--- BEGIN DATA FOR THIS EXERCISE ---
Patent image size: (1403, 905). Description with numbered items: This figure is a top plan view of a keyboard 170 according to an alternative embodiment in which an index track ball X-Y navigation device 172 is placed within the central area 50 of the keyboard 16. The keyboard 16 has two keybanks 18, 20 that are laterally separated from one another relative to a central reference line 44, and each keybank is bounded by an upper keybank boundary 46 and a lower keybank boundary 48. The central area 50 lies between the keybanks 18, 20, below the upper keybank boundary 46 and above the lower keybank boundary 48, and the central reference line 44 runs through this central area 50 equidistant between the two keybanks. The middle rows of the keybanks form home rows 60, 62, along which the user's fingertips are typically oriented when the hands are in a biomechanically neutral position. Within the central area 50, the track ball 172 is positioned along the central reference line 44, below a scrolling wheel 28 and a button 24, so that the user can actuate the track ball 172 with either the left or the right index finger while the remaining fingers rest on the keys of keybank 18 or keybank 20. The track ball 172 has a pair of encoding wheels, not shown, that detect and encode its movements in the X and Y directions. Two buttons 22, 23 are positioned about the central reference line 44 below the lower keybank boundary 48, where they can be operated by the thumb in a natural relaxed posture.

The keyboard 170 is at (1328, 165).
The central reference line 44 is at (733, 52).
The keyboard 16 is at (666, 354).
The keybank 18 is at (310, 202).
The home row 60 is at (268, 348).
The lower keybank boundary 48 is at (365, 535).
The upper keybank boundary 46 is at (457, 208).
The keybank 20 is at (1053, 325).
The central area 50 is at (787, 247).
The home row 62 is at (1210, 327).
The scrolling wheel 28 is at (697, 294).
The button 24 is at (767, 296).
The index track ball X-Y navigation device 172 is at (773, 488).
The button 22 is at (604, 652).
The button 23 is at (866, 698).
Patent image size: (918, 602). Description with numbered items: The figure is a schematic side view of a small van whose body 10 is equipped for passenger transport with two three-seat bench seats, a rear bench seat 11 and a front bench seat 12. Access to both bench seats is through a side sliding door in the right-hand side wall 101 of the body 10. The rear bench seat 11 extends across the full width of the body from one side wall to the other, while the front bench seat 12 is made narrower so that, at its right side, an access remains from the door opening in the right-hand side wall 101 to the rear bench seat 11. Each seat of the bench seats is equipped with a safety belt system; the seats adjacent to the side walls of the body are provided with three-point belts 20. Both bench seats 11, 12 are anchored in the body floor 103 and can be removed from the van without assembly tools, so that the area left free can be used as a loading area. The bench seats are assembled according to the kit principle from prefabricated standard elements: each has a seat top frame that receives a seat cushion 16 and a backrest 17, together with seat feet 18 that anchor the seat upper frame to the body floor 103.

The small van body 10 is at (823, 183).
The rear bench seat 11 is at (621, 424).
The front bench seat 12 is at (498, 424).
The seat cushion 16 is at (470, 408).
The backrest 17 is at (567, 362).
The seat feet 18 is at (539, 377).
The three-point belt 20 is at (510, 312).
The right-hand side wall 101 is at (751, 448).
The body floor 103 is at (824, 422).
--- END DATA FOR THIS EXERCISE ---
- [GOAL]
Rewrite the entries above, renaming "Patent image size" to "Original dimensions" wherever it occurs and leaving every other word as it is.

- [RESPONSE BELOW]
Original dimensions: (1403, 905). Description with numbered items: This figure is a top plan view of a keyboard 170 according to an alternative embodiment in which an index track ball X-Y navigation device 172 is placed within the central area 50 of the keyboard 16. The keyboard 16 has two keybanks 18, 20 that are laterally separated from one another relative to a central reference line 44, and each keybank is bounded by an upper keybank boundary 46 and a lower keybank boundary 48. The central area 50 lies between the keybanks 18, 20, below the upper keybank boundary 46 and above the lower keybank boundary 48, and the central reference line 44 runs through this central area 50 equidistant between the two keybanks. The middle rows of the keybanks form home rows 60, 62, along which the user's fingertips are typically oriented when the hands are in a biomechanically neutral position. Within the central area 50, the track ball 172 is positioned along the central reference line 44, below a scrolling wheel 28 and a button 24, so that the user can actuate the track ball 172 with either the left or the right index finger while the remaining fingers rest on the keys of keybank 18 or keybank 20. The track ball 172 has a pair of encoding wheels, not shown, that detect and encode its movements in the X and Y directions. Two buttons 22, 23 are positioned about the central reference line 44 below the lower keybank boundary 48, where they can be operated by the thumb in a natural relaxed posture.

The keyboard 170 is at (1328, 165).
The central reference line 44 is at (733, 52).
The keyboard 16 is at (666, 354).
The keybank 18 is at (310, 202).
The home row 60 is at (268, 348).
The lower keybank boundary 48 is at (365, 535).
The upper keybank boundary 46 is at (457, 208).
The keybank 20 is at (1053, 325).
The central area 50 is at (787, 247).
The home row 62 is at (1210, 327).
The scrolling wheel 28 is at (697, 294).
The button 24 is at (767, 296).
The index track ball X-Y navigation device 172 is at (773, 488).
The button 22 is at (604, 652).
The button 23 is at (866, 698).
Original dimensions: (918, 602). Description with numbered items: The figure is a schematic side view of a small van whose body 10 is equipped for passenger transport with two three-seat bench seats, a rear bench seat 11 and a front bench seat 12. Access to both bench seats is through a side sliding door in the right-hand side wall 101 of the body 10. The rear bench seat 11 extends across the full width of the body from one side wall to the other, while the front bench seat 12 is made narrower so that, at its right side, an access remains from the door opening in the right-hand side wall 101 to the rear bench seat 11. Each seat of the bench seats is equipped with a safety belt system; the seats adjacent to the side walls of the body are provided with three-point belts 20. Both bench seats 11, 12 are anchored in the body floor 103 and can be removed from the van without assembly tools, so that the area left free can be used as a loading area. The bench seats are assembled according to the kit principle from prefabricated standard elements: each has a seat top frame that receives a seat cushion 16 and a backrest 17, together with seat feet 18 that anchor the seat upper frame to the body floor 103.

The small van body 10 is at (823, 183).
The rear bench seat 11 is at (621, 424).
The front bench seat 12 is at (498, 424).
The seat cushion 16 is at (470, 408).
The backrest 17 is at (567, 362).
The seat feet 18 is at (539, 377).
The three-point belt 20 is at (510, 312).
The right-hand side wall 101 is at (751, 448).
The body floor 103 is at (824, 422).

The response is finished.